Given exercise
Reproduce each line that includes the word "structured".

Input rows
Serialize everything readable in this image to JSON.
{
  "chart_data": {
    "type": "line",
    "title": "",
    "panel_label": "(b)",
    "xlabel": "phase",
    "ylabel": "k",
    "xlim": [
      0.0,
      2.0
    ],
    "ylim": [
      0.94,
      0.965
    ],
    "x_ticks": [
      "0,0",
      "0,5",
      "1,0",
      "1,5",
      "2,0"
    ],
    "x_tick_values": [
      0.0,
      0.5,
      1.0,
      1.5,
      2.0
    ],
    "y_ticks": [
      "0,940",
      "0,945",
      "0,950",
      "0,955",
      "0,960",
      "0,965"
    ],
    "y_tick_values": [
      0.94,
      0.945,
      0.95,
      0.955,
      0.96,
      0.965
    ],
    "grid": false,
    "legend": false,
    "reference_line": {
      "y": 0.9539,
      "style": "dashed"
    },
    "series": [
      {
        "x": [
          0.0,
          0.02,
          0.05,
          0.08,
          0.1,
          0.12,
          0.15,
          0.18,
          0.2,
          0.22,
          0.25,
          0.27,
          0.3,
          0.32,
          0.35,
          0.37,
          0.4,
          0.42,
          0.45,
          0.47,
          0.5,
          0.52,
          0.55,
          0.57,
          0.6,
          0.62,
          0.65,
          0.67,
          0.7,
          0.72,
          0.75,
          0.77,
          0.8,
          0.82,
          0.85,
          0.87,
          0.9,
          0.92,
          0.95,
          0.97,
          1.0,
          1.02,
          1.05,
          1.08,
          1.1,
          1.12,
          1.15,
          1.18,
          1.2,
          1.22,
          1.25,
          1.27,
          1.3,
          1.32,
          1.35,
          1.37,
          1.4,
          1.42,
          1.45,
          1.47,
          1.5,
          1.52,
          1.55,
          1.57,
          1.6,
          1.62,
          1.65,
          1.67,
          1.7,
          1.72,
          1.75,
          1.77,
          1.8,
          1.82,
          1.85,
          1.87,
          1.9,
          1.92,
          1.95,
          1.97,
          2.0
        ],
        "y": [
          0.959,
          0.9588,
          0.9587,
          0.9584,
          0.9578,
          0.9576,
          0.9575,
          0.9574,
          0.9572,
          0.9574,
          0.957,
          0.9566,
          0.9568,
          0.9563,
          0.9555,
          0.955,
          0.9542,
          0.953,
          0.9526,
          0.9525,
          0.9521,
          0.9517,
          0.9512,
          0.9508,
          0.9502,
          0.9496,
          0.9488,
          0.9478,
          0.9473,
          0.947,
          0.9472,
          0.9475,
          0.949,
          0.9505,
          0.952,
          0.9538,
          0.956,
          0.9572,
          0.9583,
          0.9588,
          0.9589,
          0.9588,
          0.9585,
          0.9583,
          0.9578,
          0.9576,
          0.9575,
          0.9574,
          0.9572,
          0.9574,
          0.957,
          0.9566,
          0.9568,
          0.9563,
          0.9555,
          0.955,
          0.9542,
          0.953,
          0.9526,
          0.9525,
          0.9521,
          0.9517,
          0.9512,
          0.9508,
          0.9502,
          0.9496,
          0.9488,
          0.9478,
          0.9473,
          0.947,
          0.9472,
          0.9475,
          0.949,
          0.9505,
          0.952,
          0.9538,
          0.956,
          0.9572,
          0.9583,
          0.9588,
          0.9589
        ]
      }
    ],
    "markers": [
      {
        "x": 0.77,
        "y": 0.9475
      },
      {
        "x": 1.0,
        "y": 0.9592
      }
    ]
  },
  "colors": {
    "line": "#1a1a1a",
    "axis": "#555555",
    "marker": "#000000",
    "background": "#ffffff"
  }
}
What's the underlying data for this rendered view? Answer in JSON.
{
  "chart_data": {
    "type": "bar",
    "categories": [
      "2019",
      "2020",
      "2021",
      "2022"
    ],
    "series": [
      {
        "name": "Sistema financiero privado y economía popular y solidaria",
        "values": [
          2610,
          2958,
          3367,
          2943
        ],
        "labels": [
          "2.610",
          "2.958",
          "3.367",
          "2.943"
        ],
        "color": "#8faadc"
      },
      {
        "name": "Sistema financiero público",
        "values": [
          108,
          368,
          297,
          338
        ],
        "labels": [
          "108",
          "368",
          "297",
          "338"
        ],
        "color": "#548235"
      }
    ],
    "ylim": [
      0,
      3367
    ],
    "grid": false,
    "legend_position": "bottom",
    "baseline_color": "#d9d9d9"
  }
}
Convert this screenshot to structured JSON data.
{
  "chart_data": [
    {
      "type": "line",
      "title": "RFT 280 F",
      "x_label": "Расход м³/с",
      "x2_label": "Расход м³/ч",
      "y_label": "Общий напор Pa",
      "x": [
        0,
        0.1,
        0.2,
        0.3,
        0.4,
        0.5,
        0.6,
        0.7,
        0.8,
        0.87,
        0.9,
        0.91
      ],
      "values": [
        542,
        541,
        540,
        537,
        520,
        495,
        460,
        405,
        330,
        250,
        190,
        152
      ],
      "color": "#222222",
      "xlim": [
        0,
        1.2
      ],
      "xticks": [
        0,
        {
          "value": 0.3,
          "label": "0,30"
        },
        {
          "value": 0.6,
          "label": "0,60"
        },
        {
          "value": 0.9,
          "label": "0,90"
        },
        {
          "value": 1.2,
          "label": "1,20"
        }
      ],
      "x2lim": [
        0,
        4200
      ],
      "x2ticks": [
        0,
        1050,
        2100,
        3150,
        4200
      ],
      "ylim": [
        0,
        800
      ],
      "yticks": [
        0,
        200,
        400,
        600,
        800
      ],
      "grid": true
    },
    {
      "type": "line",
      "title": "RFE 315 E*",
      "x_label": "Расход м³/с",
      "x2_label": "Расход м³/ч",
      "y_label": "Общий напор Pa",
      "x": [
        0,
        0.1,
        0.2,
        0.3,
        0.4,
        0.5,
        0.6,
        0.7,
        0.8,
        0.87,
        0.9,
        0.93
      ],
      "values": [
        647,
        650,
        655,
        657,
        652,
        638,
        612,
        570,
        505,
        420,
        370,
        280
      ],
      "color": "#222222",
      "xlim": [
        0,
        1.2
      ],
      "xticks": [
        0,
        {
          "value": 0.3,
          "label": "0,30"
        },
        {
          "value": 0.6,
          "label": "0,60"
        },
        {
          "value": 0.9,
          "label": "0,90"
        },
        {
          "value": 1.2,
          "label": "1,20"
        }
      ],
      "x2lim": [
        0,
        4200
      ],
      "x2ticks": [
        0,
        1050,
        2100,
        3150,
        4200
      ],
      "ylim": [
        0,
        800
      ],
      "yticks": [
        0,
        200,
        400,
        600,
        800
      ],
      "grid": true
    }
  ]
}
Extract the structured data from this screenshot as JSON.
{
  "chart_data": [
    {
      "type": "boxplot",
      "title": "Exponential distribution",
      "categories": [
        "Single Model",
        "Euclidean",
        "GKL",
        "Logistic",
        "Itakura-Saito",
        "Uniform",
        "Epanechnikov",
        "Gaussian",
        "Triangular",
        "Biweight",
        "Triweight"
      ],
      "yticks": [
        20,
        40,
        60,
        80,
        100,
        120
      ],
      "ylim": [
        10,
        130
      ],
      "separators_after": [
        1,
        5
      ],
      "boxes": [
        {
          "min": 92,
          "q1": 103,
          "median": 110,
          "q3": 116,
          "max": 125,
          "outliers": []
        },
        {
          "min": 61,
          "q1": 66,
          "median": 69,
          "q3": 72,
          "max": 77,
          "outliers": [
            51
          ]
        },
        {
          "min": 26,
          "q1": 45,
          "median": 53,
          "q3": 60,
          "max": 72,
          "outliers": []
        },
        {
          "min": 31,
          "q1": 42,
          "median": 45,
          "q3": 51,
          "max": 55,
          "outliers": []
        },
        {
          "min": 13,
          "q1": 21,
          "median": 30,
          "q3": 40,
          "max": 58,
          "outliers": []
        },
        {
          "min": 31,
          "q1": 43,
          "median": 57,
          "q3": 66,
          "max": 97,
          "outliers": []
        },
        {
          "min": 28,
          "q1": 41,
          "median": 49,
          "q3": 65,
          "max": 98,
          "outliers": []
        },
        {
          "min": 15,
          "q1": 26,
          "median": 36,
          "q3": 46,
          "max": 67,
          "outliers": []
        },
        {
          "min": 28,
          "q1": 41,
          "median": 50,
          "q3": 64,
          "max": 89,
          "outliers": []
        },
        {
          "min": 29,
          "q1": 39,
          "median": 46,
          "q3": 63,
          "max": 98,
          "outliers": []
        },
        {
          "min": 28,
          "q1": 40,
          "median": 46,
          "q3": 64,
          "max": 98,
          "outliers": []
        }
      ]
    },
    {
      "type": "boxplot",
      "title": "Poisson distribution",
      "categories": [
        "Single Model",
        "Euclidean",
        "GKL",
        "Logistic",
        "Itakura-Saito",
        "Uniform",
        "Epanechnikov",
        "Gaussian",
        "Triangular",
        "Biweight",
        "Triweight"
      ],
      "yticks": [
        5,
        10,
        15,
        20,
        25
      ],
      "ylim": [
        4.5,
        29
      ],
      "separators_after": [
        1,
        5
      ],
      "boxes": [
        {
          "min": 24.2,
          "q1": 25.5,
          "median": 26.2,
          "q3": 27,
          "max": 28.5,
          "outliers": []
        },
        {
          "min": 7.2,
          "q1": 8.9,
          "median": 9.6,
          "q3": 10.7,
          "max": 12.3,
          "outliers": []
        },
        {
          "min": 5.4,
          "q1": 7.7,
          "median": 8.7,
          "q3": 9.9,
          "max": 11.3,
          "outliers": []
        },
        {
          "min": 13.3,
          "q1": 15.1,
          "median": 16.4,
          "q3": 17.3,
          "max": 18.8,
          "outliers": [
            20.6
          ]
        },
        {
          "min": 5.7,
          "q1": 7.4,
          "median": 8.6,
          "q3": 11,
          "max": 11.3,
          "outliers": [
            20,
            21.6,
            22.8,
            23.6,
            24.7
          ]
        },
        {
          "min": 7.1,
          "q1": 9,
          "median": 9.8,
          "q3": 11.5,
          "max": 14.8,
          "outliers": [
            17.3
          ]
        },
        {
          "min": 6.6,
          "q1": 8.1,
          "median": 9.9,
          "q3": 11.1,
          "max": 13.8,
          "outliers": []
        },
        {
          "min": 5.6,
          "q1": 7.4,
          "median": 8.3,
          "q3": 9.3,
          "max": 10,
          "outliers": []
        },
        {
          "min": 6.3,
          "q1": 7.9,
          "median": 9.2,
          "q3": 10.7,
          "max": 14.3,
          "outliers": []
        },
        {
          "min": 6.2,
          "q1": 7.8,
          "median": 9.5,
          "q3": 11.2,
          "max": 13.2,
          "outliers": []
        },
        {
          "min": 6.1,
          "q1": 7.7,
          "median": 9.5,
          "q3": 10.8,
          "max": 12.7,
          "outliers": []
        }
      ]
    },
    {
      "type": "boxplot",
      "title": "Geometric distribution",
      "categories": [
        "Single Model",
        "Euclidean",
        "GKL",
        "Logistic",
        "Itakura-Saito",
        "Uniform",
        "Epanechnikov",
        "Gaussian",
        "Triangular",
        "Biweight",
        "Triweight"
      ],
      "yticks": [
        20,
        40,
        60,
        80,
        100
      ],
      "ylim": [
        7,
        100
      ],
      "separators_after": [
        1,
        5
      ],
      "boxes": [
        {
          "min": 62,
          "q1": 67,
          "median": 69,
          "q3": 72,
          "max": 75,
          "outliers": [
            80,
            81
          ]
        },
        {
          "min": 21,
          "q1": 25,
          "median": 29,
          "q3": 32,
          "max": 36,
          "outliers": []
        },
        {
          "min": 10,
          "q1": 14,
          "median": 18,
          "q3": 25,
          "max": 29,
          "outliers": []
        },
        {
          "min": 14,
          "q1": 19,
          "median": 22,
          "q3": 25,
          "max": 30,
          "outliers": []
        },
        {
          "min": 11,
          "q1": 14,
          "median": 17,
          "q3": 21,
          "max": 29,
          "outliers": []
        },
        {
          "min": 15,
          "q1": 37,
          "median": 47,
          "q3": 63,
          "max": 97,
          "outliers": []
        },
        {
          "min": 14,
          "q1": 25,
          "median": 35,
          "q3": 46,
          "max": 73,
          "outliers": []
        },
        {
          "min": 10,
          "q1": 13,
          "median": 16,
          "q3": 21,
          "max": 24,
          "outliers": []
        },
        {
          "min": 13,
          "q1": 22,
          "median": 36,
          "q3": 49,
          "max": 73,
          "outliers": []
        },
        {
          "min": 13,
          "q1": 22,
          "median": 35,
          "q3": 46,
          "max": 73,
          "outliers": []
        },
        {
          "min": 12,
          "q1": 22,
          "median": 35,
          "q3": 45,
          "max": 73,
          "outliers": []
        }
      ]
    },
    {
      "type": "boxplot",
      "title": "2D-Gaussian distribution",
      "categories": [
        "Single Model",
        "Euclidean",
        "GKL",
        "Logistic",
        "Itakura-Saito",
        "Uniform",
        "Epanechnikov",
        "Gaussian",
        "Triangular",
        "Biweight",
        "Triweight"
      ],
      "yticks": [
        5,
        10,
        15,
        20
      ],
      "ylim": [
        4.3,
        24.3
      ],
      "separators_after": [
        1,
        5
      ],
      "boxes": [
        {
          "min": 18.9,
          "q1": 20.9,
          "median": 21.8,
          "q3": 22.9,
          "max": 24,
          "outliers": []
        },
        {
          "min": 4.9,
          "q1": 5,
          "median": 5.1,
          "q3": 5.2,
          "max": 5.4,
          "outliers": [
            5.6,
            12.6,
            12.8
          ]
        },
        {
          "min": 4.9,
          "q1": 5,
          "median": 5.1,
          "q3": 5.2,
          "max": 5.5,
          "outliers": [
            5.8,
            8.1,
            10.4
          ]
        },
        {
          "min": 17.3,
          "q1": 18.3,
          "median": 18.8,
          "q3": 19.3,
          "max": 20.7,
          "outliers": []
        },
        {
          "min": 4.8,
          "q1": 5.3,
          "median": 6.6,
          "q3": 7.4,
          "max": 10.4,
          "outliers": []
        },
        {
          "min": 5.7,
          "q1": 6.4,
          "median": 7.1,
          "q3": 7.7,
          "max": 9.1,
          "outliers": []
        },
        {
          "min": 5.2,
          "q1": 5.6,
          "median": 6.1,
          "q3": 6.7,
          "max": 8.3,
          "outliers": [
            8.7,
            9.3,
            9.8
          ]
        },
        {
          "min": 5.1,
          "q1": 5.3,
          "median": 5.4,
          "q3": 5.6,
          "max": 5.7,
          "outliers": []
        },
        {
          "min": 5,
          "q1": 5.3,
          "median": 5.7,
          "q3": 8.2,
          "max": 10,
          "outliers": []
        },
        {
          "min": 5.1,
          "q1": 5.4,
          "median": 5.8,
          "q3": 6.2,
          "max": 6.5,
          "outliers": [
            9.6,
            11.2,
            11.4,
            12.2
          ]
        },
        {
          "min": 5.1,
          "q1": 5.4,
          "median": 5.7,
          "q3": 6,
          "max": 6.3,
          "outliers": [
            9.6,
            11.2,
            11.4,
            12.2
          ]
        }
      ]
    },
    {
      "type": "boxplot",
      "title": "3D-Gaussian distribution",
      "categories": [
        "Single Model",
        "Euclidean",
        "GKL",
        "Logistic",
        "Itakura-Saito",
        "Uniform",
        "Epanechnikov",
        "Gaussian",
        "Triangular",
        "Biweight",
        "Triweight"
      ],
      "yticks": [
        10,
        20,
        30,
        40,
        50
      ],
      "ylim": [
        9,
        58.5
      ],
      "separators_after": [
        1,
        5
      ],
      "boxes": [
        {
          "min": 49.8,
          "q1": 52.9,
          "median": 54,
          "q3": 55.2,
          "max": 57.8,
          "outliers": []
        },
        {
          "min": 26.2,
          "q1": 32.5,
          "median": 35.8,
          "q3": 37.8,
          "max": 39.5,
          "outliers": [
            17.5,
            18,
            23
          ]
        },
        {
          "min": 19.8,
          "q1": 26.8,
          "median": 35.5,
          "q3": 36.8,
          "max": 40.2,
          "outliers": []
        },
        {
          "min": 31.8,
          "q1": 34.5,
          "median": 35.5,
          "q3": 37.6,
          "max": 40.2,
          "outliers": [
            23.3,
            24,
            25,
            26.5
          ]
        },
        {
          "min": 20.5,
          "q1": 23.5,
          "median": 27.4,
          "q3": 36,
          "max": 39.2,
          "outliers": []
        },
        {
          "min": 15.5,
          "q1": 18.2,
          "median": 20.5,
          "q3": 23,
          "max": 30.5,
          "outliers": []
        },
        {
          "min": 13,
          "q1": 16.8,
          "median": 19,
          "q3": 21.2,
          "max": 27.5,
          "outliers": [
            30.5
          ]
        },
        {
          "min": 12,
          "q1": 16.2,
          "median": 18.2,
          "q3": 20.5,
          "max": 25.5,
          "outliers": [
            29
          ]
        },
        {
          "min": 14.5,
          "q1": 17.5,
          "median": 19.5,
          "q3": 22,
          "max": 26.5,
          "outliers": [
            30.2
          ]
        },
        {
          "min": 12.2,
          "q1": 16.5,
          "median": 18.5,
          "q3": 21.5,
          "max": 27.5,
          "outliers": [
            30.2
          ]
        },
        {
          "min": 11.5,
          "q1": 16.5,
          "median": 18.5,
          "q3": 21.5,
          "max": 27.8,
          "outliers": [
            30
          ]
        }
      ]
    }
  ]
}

Output below
Convert this screenshot to structured JSON data.
Extract the structured data from this screenshot as JSON.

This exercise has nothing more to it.